Show every line that has the string "Disposal" in it.

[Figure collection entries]
┄┄┄┄┄┄
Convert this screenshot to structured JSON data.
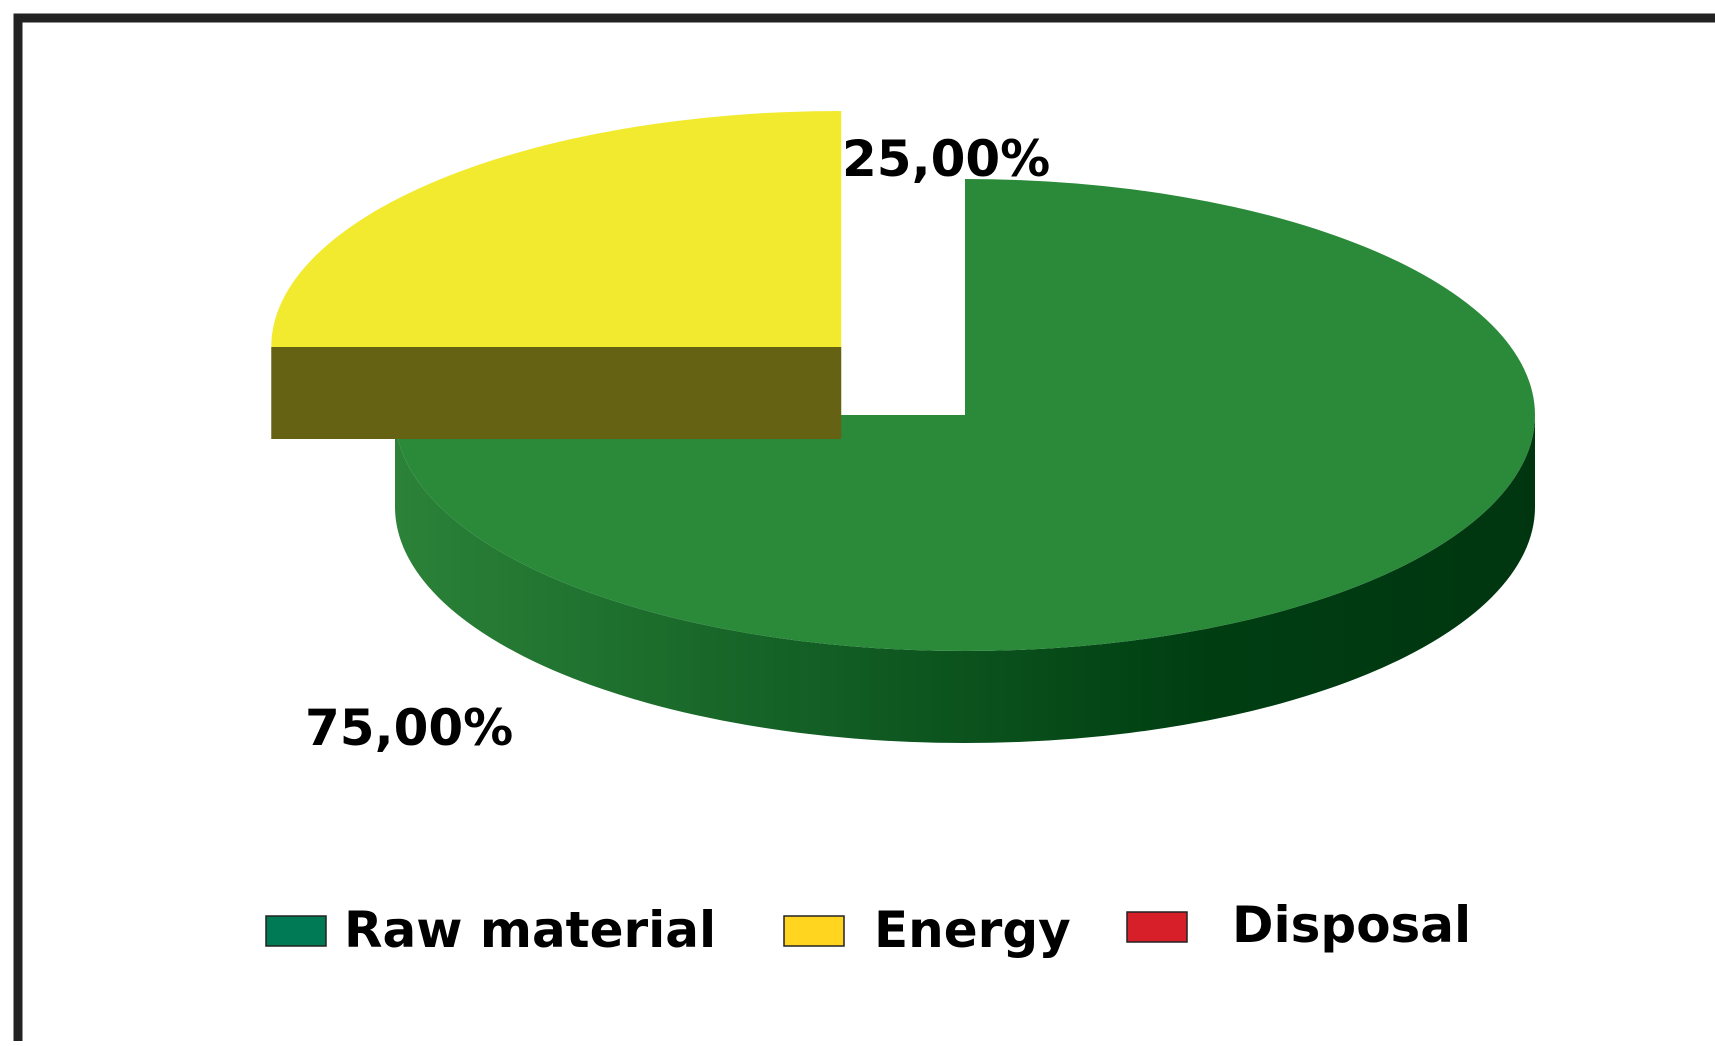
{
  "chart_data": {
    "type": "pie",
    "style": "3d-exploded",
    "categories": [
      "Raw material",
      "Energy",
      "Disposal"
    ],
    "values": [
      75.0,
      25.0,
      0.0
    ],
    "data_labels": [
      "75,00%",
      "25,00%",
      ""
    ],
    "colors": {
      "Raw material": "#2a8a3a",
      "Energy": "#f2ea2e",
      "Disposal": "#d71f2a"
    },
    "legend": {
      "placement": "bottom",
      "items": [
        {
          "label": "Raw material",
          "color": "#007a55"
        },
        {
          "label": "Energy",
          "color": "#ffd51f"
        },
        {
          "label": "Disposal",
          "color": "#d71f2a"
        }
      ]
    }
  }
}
┄┄┄┄┄┄
Result of this exercise:
      "Disposal"
      "Disposal": "#d71f2a"
          "label": "Disposal",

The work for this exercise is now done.